→ **Stored records**
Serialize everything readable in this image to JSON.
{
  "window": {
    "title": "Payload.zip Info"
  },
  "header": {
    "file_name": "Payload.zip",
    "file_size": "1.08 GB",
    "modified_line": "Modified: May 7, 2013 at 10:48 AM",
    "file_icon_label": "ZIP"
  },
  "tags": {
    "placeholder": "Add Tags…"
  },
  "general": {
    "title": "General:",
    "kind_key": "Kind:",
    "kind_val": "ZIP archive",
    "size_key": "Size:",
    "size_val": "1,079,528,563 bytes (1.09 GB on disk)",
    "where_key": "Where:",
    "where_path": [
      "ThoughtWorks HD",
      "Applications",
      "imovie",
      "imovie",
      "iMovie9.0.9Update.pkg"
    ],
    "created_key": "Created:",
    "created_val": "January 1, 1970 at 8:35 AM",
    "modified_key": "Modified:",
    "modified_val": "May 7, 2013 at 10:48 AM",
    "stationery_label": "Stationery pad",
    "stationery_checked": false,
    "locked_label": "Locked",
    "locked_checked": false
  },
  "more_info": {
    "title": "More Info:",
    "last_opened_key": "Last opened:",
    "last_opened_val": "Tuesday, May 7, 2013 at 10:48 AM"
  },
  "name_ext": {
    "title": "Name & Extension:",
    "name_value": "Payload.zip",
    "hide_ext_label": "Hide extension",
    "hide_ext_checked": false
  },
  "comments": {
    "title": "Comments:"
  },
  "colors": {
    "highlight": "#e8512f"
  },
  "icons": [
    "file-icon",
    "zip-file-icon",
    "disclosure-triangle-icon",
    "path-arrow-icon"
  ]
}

→ **What the task requires**
Extract the data exactly as given.

→ **Worked solution**
Serialize everything readable in this image to JSON.
{
  "window": {
    "title": "Payload.zip Info"
  },
  "header": {
    "file_name": "Payload.zip",
    "file_size": "1.08 GB",
    "modified_line": "Modified: May 7, 2013 at 10:48 AM",
    "file_icon_label": "ZIP"
  },
  "tags": {
    "placeholder": "Add Tags…"
  },
  "general": {
    "title": "General:",
    "kind_key": "Kind:",
    "kind_val": "ZIP archive",
    "size_key": "Size:",
    "size_val": "1,079,528,563 bytes (1.09 GB on disk)",
    "where_key": "Where:",
    "where_path": [
      "ThoughtWorks HD",
      "Applications",
      "imovie",
      "imovie",
      "iMovie9.0.9Update.pkg"
    ],
    "created_key": "Created:",
    "created_val": "January 1, 1970 at 8:35 AM",
    "modified_key": "Modified:",
    "modified_val": "May 7, 2013 at 10:48 AM",
    "stationery_label": "Stationery pad",
    "stationery_checked": false,
    "locked_label": "Locked",
    "locked_checked": false
  },
  "more_info": {
    "title": "More Info:",
    "last_opened_key": "Last opened:",
    "last_opened_val": "Tuesday, May 7, 2013 at 10:48 AM"
  },
  "name_ext": {
    "title": "Name & Extension:",
    "name_value": "Payload.zip",
    "hide_ext_label": "Hide extension",
    "hide_ext_checked": false
  },
  "comments": {
    "title": "Comments:"
  },
  "colors": {
    "highlight": "#e8512f"
  },
  "icons": [
    "file-icon",
    "zip-file-icon",
    "disclosure-triangle-icon",
    "path-arrow-icon"
  ]
}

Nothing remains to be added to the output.